▸ Challenge: Select each line where the word "instant" appears.

▸ Given entries:
━━━━━━━━━━━━━━━━━━━━
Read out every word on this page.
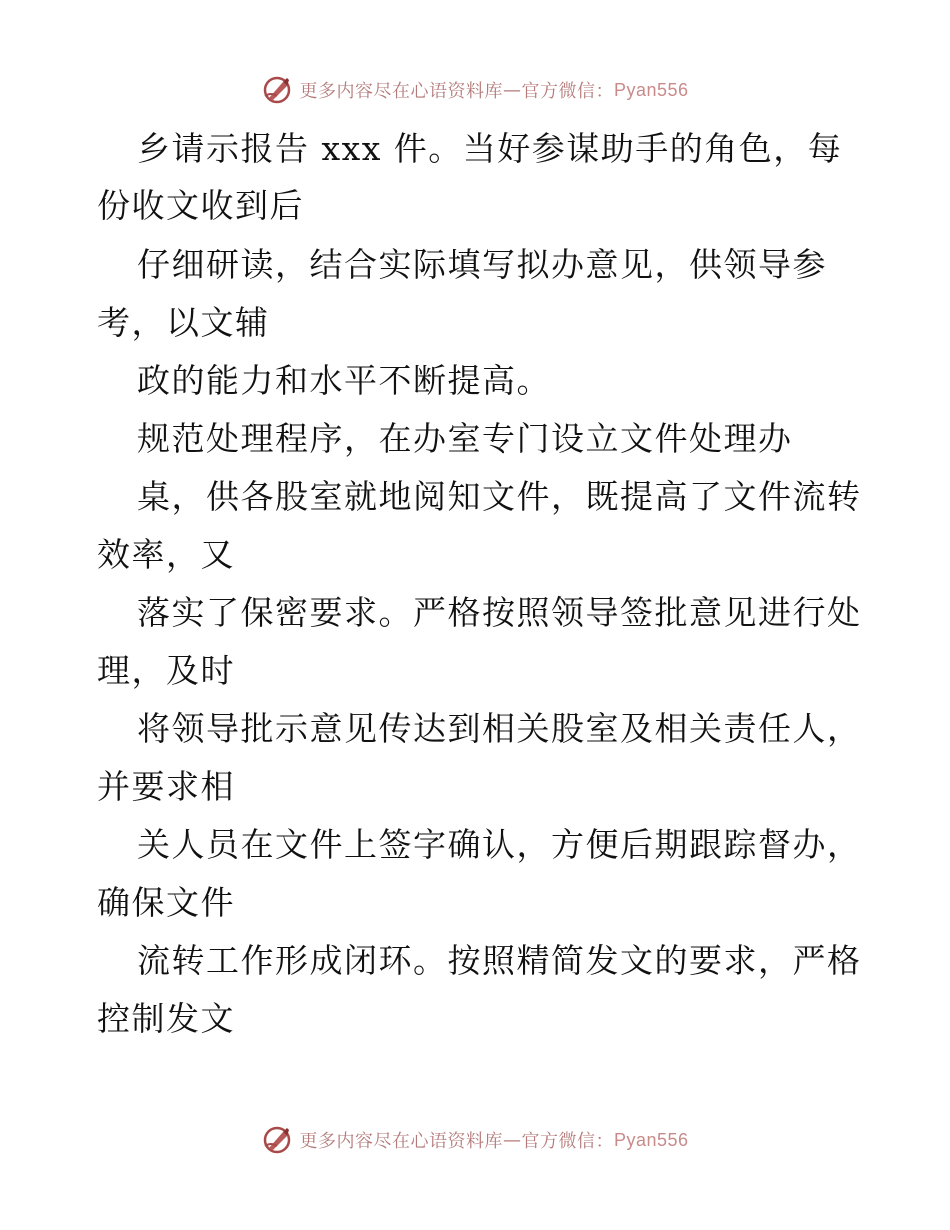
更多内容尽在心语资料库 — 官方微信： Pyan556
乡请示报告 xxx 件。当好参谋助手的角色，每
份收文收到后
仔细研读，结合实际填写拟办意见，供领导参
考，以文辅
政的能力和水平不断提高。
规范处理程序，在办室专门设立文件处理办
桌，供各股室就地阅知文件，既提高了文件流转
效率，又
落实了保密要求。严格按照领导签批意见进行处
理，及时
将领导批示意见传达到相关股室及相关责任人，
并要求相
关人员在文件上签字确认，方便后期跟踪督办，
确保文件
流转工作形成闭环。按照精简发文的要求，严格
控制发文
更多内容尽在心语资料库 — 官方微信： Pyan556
━━━━━━━━━━━━━━━━━━━━
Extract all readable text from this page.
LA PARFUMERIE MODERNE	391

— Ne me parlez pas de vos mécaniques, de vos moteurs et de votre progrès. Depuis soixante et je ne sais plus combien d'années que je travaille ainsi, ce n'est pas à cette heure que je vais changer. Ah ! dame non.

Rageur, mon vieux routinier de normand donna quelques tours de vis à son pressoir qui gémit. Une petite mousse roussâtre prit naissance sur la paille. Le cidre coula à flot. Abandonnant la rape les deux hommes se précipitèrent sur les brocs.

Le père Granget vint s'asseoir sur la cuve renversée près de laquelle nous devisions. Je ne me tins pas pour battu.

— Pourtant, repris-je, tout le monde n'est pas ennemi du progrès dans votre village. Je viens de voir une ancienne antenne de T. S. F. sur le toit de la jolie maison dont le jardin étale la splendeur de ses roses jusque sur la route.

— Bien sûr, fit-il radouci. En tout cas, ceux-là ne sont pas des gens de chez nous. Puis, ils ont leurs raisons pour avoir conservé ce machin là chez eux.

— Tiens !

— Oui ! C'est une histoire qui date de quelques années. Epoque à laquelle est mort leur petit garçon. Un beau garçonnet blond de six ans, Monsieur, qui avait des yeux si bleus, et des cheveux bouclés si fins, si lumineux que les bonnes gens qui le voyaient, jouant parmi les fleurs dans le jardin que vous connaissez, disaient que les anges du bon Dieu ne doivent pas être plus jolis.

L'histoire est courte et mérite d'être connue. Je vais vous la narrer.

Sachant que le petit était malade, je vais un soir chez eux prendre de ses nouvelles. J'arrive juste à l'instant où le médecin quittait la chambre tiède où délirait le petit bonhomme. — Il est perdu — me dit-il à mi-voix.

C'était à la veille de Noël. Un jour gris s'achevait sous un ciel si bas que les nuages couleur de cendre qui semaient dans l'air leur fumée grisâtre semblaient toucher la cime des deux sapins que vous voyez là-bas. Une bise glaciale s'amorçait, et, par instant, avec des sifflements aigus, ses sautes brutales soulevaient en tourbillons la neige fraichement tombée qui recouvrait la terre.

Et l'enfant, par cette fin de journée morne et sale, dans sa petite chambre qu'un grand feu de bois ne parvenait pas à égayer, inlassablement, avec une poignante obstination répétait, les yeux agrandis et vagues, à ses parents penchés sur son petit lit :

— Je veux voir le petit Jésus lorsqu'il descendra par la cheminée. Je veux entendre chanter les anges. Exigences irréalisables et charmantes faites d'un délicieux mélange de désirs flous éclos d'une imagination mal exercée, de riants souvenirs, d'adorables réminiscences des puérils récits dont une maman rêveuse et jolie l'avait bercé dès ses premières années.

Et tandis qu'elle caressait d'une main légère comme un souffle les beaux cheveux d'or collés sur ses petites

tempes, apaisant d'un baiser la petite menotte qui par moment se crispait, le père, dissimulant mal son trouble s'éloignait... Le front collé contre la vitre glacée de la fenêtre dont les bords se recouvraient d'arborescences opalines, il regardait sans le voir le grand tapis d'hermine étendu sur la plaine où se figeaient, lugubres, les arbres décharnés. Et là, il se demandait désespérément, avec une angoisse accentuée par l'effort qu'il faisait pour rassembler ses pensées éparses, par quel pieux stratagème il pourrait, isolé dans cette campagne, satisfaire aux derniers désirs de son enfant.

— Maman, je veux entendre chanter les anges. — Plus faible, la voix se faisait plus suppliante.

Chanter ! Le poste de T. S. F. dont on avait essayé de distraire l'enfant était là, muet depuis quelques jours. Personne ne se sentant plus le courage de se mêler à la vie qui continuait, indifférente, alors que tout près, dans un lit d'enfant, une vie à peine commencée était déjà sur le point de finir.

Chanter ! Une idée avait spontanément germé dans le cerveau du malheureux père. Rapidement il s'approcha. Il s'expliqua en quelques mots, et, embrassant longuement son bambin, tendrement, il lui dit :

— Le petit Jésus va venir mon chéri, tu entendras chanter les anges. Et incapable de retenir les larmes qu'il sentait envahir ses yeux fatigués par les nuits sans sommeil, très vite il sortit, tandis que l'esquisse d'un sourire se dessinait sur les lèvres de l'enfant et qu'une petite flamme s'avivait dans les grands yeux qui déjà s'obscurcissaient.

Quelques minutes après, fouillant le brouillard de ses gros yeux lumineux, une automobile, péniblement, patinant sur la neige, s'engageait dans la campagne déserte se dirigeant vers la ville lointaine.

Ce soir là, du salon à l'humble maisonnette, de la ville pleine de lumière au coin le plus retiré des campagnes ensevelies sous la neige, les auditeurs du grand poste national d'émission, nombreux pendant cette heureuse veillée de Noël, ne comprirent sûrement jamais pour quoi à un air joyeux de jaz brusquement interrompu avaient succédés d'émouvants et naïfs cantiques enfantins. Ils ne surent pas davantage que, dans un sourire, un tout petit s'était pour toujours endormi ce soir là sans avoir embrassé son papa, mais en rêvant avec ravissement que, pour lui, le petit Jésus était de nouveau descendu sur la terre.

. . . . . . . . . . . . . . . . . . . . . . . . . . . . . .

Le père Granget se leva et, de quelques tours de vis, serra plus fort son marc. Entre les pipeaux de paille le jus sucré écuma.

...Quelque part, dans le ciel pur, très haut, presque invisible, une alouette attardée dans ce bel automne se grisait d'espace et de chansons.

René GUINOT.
━━━━━━━━━━━━━━━━━━━━
▸ Task result:
Sachant que le petit était malade, je vais un soir chez eux prendre de ses nouvelles. J'arrive juste à l'instant où le médecin quittait la chambre tiède où délirait le petit bonhomme. — Il est perdu — me dit-il à mi-voix.
C'était à la veille de Noël. Un jour gris s'achevait sous un ciel si bas que les nuages couleur de cendre qui semaient dans l'air leur fumée grisâtre semblaient toucher la cime des deux sapins que vous voyez là-bas. Une bise glaciale s'amorçait, et, par instant, avec des sifflements aigus, ses sautes brutales soulevaient en tourbillons la neige fraichement tombée qui recouvrait la terre.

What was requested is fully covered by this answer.